§ What is required:
Copy every line from the records below that holds the word "move".

§ Extracted material:
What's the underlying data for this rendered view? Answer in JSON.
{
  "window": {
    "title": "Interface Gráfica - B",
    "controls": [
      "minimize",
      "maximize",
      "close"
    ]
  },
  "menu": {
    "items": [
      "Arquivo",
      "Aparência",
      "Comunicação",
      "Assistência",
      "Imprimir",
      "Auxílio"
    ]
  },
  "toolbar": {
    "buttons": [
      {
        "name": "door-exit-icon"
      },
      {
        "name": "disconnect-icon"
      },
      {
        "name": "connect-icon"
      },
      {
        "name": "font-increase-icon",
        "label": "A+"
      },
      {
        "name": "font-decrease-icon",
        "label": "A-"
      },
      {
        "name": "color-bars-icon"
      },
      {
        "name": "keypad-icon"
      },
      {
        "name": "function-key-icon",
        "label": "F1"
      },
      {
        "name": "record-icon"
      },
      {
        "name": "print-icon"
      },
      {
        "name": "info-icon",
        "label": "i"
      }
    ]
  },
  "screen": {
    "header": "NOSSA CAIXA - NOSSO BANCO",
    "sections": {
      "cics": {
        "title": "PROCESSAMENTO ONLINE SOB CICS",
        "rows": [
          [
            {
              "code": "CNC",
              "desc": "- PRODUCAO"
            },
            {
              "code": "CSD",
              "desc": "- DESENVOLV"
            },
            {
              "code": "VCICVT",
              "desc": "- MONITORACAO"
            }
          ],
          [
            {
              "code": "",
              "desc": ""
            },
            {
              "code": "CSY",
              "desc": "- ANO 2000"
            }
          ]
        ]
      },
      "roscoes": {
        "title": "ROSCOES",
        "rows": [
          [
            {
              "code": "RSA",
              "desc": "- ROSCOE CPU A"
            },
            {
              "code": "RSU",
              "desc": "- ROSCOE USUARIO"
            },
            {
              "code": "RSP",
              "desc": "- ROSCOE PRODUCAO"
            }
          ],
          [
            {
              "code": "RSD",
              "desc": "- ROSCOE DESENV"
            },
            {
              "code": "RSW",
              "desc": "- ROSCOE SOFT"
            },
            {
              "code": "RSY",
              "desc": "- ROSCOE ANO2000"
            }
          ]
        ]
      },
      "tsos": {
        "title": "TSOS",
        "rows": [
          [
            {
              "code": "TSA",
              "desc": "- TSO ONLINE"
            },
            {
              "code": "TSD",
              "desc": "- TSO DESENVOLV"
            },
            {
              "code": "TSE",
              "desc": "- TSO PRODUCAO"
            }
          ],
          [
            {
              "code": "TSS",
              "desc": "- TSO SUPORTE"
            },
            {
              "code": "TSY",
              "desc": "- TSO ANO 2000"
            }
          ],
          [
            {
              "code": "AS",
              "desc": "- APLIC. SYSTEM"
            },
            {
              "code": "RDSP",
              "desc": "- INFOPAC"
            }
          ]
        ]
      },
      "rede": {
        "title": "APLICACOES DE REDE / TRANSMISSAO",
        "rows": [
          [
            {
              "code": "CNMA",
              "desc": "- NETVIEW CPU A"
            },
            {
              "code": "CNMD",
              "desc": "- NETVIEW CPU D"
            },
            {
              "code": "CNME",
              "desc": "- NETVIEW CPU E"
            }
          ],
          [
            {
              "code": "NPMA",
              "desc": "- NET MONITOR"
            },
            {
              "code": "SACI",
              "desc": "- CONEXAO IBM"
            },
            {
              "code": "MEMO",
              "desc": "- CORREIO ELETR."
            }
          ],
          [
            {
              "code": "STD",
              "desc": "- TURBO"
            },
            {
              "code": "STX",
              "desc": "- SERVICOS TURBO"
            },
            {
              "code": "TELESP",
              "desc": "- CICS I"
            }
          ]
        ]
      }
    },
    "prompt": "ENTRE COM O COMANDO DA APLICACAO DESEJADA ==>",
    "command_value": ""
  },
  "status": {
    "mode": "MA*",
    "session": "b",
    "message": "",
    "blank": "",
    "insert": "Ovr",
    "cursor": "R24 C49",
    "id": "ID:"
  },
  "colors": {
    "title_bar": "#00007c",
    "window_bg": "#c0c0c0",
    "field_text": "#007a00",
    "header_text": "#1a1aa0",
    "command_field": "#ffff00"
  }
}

...

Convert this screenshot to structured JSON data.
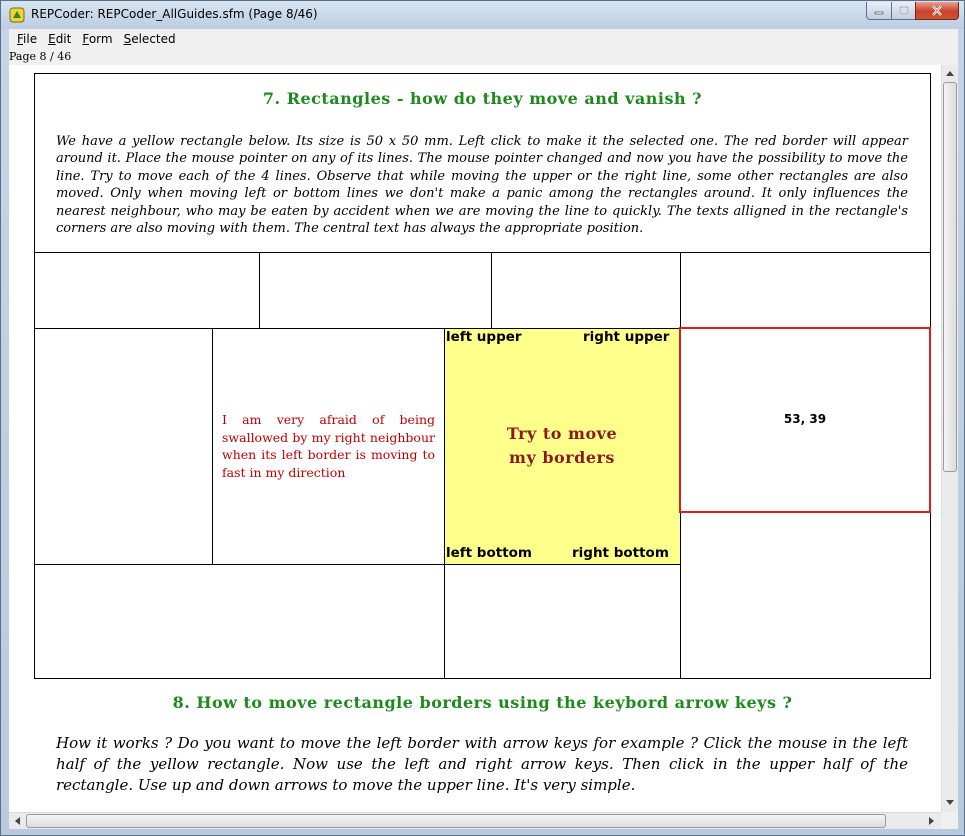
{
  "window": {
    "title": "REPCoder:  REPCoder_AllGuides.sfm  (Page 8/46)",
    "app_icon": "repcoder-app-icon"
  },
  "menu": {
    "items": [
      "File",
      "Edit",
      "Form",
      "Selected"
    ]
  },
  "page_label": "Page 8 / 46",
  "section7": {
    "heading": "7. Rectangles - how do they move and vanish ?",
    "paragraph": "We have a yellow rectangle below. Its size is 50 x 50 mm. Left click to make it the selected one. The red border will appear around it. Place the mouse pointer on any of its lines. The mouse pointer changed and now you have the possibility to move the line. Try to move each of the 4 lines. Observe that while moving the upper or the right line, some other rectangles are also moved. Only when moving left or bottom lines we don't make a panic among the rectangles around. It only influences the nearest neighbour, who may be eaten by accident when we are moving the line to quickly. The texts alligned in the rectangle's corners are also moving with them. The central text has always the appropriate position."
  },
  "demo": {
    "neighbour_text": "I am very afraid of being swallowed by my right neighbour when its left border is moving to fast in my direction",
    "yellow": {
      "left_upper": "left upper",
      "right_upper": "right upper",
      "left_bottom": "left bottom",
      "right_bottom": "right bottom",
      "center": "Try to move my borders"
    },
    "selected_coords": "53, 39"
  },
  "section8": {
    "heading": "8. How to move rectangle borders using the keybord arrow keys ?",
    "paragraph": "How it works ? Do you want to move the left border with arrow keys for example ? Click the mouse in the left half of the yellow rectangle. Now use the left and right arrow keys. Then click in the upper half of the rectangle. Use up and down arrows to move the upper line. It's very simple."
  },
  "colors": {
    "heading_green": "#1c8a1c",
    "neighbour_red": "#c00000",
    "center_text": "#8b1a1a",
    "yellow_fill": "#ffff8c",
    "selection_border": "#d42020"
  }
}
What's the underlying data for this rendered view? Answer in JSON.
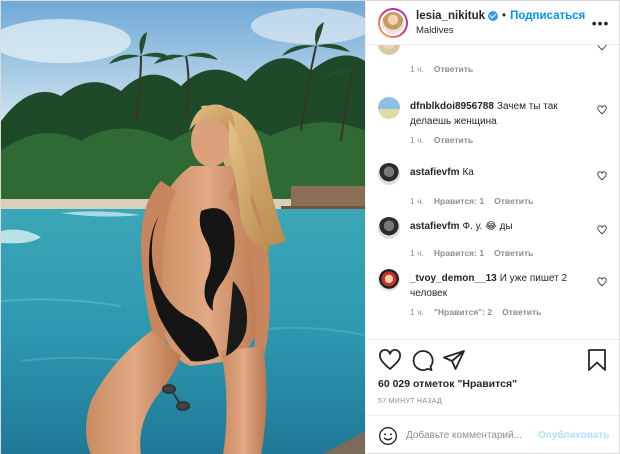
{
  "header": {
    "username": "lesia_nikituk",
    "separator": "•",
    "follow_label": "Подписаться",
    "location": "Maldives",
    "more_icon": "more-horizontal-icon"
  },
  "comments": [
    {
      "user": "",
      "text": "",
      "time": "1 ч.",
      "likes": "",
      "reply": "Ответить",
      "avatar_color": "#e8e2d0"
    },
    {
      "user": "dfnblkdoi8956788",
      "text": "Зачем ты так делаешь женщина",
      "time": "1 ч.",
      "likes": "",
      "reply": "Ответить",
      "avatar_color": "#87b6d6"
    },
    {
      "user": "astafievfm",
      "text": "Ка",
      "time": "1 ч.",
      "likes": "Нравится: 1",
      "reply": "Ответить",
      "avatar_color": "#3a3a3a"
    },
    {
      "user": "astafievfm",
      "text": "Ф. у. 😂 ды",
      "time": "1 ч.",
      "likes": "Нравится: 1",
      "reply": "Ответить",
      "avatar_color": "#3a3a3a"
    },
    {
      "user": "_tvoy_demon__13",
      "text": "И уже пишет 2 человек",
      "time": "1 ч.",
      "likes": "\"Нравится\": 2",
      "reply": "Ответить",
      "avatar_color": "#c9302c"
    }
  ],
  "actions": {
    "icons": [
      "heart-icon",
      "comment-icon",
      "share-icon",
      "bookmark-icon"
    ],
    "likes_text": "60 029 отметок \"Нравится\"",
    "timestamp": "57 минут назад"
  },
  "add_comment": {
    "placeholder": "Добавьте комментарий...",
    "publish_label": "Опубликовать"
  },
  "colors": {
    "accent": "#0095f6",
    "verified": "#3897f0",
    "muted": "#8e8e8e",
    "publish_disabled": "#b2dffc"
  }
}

§ Expected answer:
    "heading": "7. Rectangles - how do they move and vanish ?",
    "paragraph": "We have a yellow rectangle below. Its size is 50 x 50 mm. Left click to make it the selected one. The red border will appear around it. Place the mouse pointer on any of its lines. The mouse pointer changed and now you have the possibility to move the line. Try to move each of the 4 lines. Observe that while moving the upper or the right line, some other rectangles are also moved. Only when moving left or bottom lines we don't make a panic among the rectangles around. It only influences the nearest neighbour, who may be eaten by accident when we are moving the line to quickly. The texts alligned in the rectangle's corners are also moving with them. The central text has always the appropriate position."
      "center": "Try to move my borders"
    "heading": "8. How to move rectangle borders using the keybord arrow keys ?",
    "paragraph": "How it works ? Do you want to move the left border with arrow keys for example ? Click the mouse in the left half of the yellow rectangle. Now use the left and right arrow keys. Then click in the upper half of the rectangle. Use up and down arrows to move the upper line. It's very simple."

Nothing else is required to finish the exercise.